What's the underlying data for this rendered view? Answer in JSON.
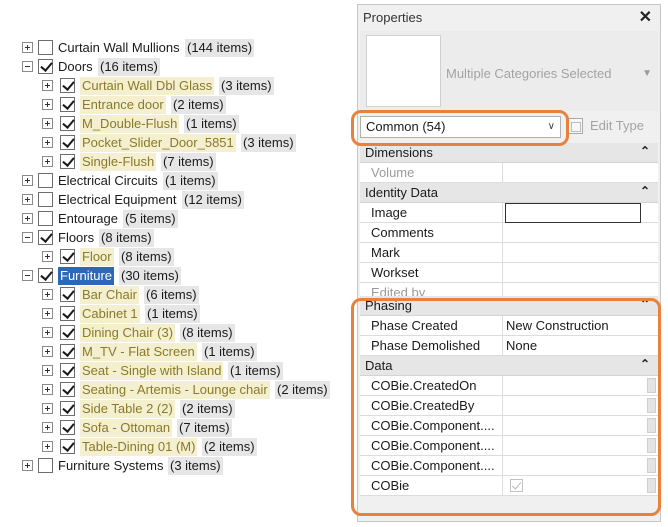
{
  "tree": {
    "items": [
      {
        "label": "Curtain Wall Mullions",
        "count": "(144 items)",
        "level": 0,
        "expander": "plus",
        "checked": false,
        "style": "normal"
      },
      {
        "label": "Doors",
        "count": "(16 items)",
        "level": 0,
        "expander": "minus",
        "checked": true,
        "style": "normal"
      },
      {
        "label": "Curtain Wall Dbl Glass",
        "count": "(3 items)",
        "level": 1,
        "expander": "plus",
        "checked": true,
        "style": "sub"
      },
      {
        "label": "Entrance door",
        "count": "(2 items)",
        "level": 1,
        "expander": "plus",
        "checked": true,
        "style": "sub"
      },
      {
        "label": "M_Double-Flush",
        "count": "(1 items)",
        "level": 1,
        "expander": "plus",
        "checked": true,
        "style": "sub"
      },
      {
        "label": "Pocket_Slider_Door_5851",
        "count": "(3 items)",
        "level": 1,
        "expander": "plus",
        "checked": true,
        "style": "sub"
      },
      {
        "label": "Single-Flush",
        "count": "(7 items)",
        "level": 1,
        "expander": "plus",
        "checked": true,
        "style": "sub"
      },
      {
        "label": "Electrical Circuits",
        "count": "(1 items)",
        "level": 0,
        "expander": "plus",
        "checked": false,
        "style": "normal"
      },
      {
        "label": "Electrical Equipment",
        "count": "(12 items)",
        "level": 0,
        "expander": "plus",
        "checked": false,
        "style": "normal"
      },
      {
        "label": "Entourage",
        "count": "(5 items)",
        "level": 0,
        "expander": "plus",
        "checked": false,
        "style": "normal"
      },
      {
        "label": "Floors",
        "count": "(8 items)",
        "level": 0,
        "expander": "minus",
        "checked": true,
        "style": "normal"
      },
      {
        "label": "Floor",
        "count": "(8 items)",
        "level": 1,
        "expander": "plus",
        "checked": true,
        "style": "sub"
      },
      {
        "label": "Furniture",
        "count": "(30 items)",
        "level": 0,
        "expander": "minus",
        "checked": true,
        "style": "selected"
      },
      {
        "label": "Bar Chair",
        "count": "(6 items)",
        "level": 1,
        "expander": "plus",
        "checked": true,
        "style": "sub"
      },
      {
        "label": "Cabinet 1",
        "count": "(1 items)",
        "level": 1,
        "expander": "plus",
        "checked": true,
        "style": "sub"
      },
      {
        "label": "Dining Chair (3)",
        "count": "(8 items)",
        "level": 1,
        "expander": "plus",
        "checked": true,
        "style": "sub"
      },
      {
        "label": "M_TV - Flat Screen",
        "count": "(1 items)",
        "level": 1,
        "expander": "plus",
        "checked": true,
        "style": "sub"
      },
      {
        "label": "Seat - Single with Island",
        "count": "(1 items)",
        "level": 1,
        "expander": "plus",
        "checked": true,
        "style": "sub"
      },
      {
        "label": "Seating - Artemis - Lounge chair",
        "count": "(2 items)",
        "level": 1,
        "expander": "plus",
        "checked": true,
        "style": "sub"
      },
      {
        "label": "Side Table 2 (2)",
        "count": "(2 items)",
        "level": 1,
        "expander": "plus",
        "checked": true,
        "style": "sub"
      },
      {
        "label": "Sofa - Ottoman",
        "count": "(7 items)",
        "level": 1,
        "expander": "plus",
        "checked": true,
        "style": "sub"
      },
      {
        "label": "Table-Dining 01 (M)",
        "count": "(2 items)",
        "level": 1,
        "expander": "plus",
        "checked": true,
        "style": "sub"
      },
      {
        "label": "Furniture Systems",
        "count": "(3 items)",
        "level": 0,
        "expander": "plus",
        "checked": false,
        "style": "normal"
      }
    ]
  },
  "properties": {
    "title": "Properties",
    "close_icon": "close-icon",
    "type_selector": "Multiple Categories Selected",
    "filter": "Common (54)",
    "edit_type": "Edit Type",
    "sections": [
      {
        "name": "Dimensions",
        "rows": [
          {
            "name": "Volume",
            "value": "",
            "dim": true
          }
        ]
      },
      {
        "name": "Identity Data",
        "rows": [
          {
            "name": "Image",
            "value": "",
            "boxed": true
          },
          {
            "name": "Comments",
            "value": ""
          },
          {
            "name": "Mark",
            "value": ""
          },
          {
            "name": "Workset",
            "value": ""
          },
          {
            "name": "Edited by",
            "value": "",
            "dim": true,
            "partial": true
          }
        ]
      },
      {
        "name": "Phasing",
        "rows": [
          {
            "name": "Phase Created",
            "value": "New Construction"
          },
          {
            "name": "Phase Demolished",
            "value": "None"
          }
        ]
      },
      {
        "name": "Data",
        "rows": [
          {
            "name": "COBie.CreatedOn",
            "value": "",
            "stub": true
          },
          {
            "name": "COBie.CreatedBy",
            "value": "",
            "stub": true
          },
          {
            "name": "COBie.Component....",
            "value": "",
            "stub": true
          },
          {
            "name": "COBie.Component....",
            "value": "",
            "stub": true
          },
          {
            "name": "COBie.Component....",
            "value": "",
            "stub": true
          },
          {
            "name": "COBie",
            "value": "",
            "check": true,
            "stub": true
          }
        ]
      }
    ]
  },
  "colors": {
    "highlight": "#e8823a",
    "selection": "#2d67b8",
    "subtype_text": "#8a7a2a",
    "subtype_bg": "#f3efcf"
  }
}
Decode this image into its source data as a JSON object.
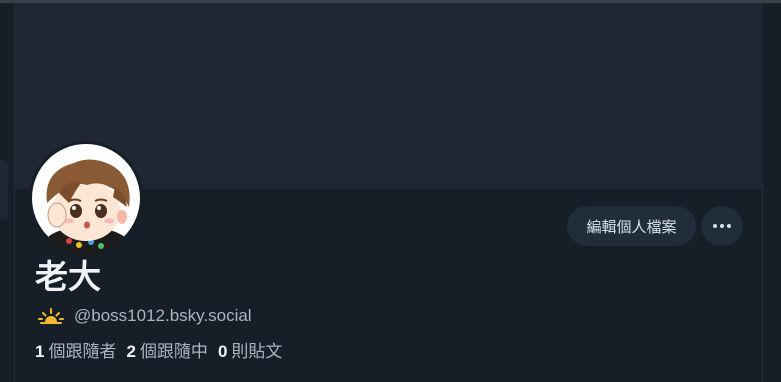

▶ **TASK STATEMENT**: Check each line of the entries above for the word "this". List the ones that have it.

▶ **CORRECT ANSWER**:
What's the underlying data for this rendered view? Answer in JSON.
Decode this image into its source data as a JSON object.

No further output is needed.